RECORDS:
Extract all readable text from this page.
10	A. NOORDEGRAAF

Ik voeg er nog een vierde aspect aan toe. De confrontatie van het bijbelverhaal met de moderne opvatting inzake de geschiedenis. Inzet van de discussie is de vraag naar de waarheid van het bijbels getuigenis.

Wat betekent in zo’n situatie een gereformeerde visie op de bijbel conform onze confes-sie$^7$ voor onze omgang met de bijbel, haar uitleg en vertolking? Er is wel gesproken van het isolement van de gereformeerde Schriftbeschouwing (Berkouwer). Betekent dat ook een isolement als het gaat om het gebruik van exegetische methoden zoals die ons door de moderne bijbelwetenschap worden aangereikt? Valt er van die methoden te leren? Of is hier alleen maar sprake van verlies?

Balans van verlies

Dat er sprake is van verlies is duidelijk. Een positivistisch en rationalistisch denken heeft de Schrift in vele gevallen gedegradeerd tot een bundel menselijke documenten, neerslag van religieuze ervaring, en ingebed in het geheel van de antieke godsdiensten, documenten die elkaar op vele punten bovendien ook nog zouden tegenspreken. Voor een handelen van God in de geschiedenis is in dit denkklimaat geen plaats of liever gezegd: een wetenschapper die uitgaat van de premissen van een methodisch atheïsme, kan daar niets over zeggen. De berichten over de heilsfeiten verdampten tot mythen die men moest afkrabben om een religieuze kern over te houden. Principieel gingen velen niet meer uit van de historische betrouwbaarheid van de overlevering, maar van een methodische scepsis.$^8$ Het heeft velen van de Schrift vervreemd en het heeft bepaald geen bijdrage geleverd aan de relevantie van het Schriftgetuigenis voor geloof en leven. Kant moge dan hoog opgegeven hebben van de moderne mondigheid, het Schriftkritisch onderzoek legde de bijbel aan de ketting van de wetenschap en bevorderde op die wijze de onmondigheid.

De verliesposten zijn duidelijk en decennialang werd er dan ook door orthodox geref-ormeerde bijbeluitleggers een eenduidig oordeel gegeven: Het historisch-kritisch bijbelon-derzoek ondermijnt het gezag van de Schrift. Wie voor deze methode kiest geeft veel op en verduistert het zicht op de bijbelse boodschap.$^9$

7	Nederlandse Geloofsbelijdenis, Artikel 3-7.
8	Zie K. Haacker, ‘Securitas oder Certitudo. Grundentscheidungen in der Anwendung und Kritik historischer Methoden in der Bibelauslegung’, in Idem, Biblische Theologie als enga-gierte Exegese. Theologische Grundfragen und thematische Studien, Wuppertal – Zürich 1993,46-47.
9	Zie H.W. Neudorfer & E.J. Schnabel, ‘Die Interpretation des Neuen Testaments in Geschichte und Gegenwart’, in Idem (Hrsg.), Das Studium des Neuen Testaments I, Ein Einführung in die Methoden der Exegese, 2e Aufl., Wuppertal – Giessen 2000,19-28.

TO DO:
Using the data above, reproduce every line exactly.

TASK RESULT:
Extract all readable text from this page.
10	A. NOORDEGRAAF

Ik voeg er nog een vierde aspect aan toe. De confrontatie van het bijbelverhaal met de moderne opvatting inzake de geschiedenis. Inzet van de discussie is de vraag naar de waarheid van het bijbels getuigenis.

Wat betekent in zo’n situatie een gereformeerde visie op de bijbel conform onze confes-sie$^7$ voor onze omgang met de bijbel, haar uitleg en vertolking? Er is wel gesproken van het isolement van de gereformeerde Schriftbeschouwing (Berkouwer). Betekent dat ook een isolement als het gaat om het gebruik van exegetische methoden zoals die ons door de moderne bijbelwetenschap worden aangereikt? Valt er van die methoden te leren? Of is hier alleen maar sprake van verlies?

Balans van verlies

Dat er sprake is van verlies is duidelijk. Een positivistisch en rationalistisch denken heeft de Schrift in vele gevallen gedegradeerd tot een bundel menselijke documenten, neerslag van religieuze ervaring, en ingebed in het geheel van de antieke godsdiensten, documenten die elkaar op vele punten bovendien ook nog zouden tegenspreken. Voor een handelen van God in de geschiedenis is in dit denkklimaat geen plaats of liever gezegd: een wetenschapper die uitgaat van de premissen van een methodisch atheïsme, kan daar niets over zeggen. De berichten over de heilsfeiten verdampten tot mythen die men moest afkrabben om een religieuze kern over te houden. Principieel gingen velen niet meer uit van de historische betrouwbaarheid van de overlevering, maar van een methodische scepsis.$^8$ Het heeft velen van de Schrift vervreemd en het heeft bepaald geen bijdrage geleverd aan de relevantie van het Schriftgetuigenis voor geloof en leven. Kant moge dan hoog opgegeven hebben van de moderne mondigheid, het Schriftkritisch onderzoek legde de bijbel aan de ketting van de wetenschap en bevorderde op die wijze de onmondigheid.

De verliesposten zijn duidelijk en decennialang werd er dan ook door orthodox geref-ormeerde bijbeluitleggers een eenduidig oordeel gegeven: Het historisch-kritisch bijbelon-derzoek ondermijnt het gezag van de Schrift. Wie voor deze methode kiest geeft veel op en verduistert het zicht op de bijbelse boodschap.$^9$

7	Nederlandse Geloofsbelijdenis, Artikel 3-7.
8	Zie K. Haacker, ‘Securitas oder Certitudo. Grundentscheidungen in der Anwendung und Kritik historischer Methoden in der Bibelauslegung’, in Idem, Biblische Theologie als enga-gierte Exegese. Theologische Grundfragen und thematische Studien, Wuppertal – Zürich 1993,46-47.
9	Zie H.W. Neudorfer & E.J. Schnabel, ‘Die Interpretation des Neuen Testaments in Geschichte und Gegenwart’, in Idem (Hrsg.), Das Studium des Neuen Testaments I, Ein Einführung in die Methoden der Exegese, 2e Aufl., Wuppertal – Giessen 2000,19-28.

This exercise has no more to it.